Using the data below, count the lines that carry the string "Elements" and write only the count.

(Given records)

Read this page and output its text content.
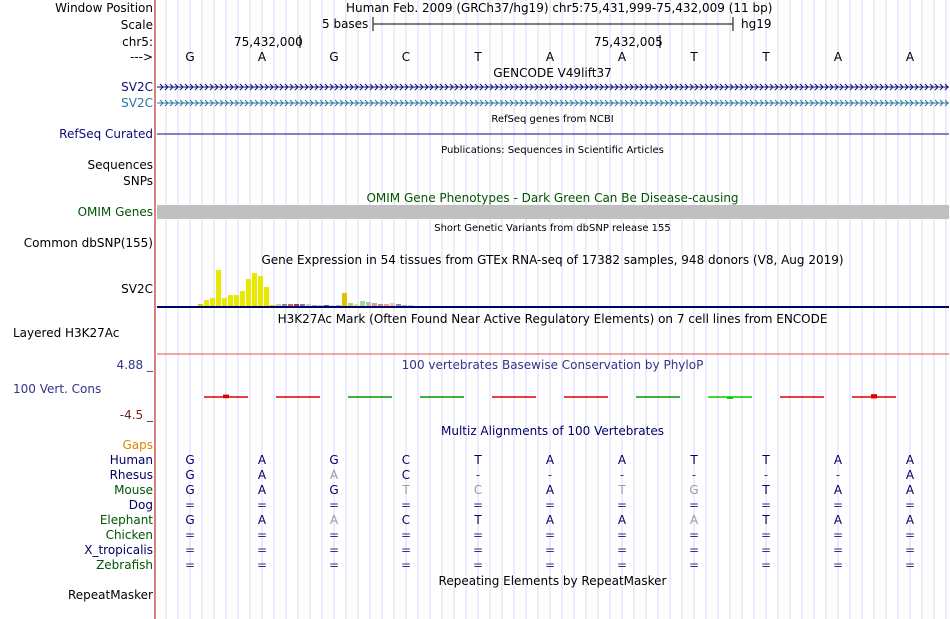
Window Position	Human Feb. 2009 (GRCh37/hg19) chr5:75,431,999-75,432,009 (11 bp)
Scale	5 bases	hg19
chr5:	75,432,000	75,432,005
--->	G	A	G	C	T	A	A	T	T	A	A
GENCODE V49lift37
SV2C
SV2C
RefSeq genes from NCBI
RefSeq Curated
Publications: Sequences in Scientific Articles
Sequences
SNPs
OMIM Gene Phenotypes - Dark Green Can Be Disease-causing
OMIM Genes
Short Genetic Variants from dbSNP release 155
Common dbSNP(155)
Gene Expression in 54 tissues from GTEx RNA-seq of 17382 samples, 948 donors (V8, Aug 2019)
SV2C
H3K27Ac Mark (Often Found Near Active Regulatory Elements) on 7 cell lines from ENCODE
Layered H3K27Ac
100 vertebrates Basewise Conservation by PhyloP
4.88 _
100 Vert. Cons
-4.5 _
Multiz Alignments of 100 Vertebrates
Gaps
Human	G	A	G	C	T	A	A	T	T	A	A
Rhesus	G	A	A	C	-	-	-	-	-	-	A
Mouse	G	A	G	T	C	A	T	G	T	A	A
Dog	=	=	=	=	=	=	=	=	=	=	=
Elephant	G	A	A	C	T	A	A	A	T	A	A
Chicken	=	=	=	=	=	=	=	=	=	=	=
X_tropicalis	=	=	=	=	=	=	=	=	=	=	=
Zebrafish	=	=	=	=	=	=	=	=	=	=	=
Repeating Elements by RepeatMasker
RepeatMasker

(End Given records)

## Response to this exercise
2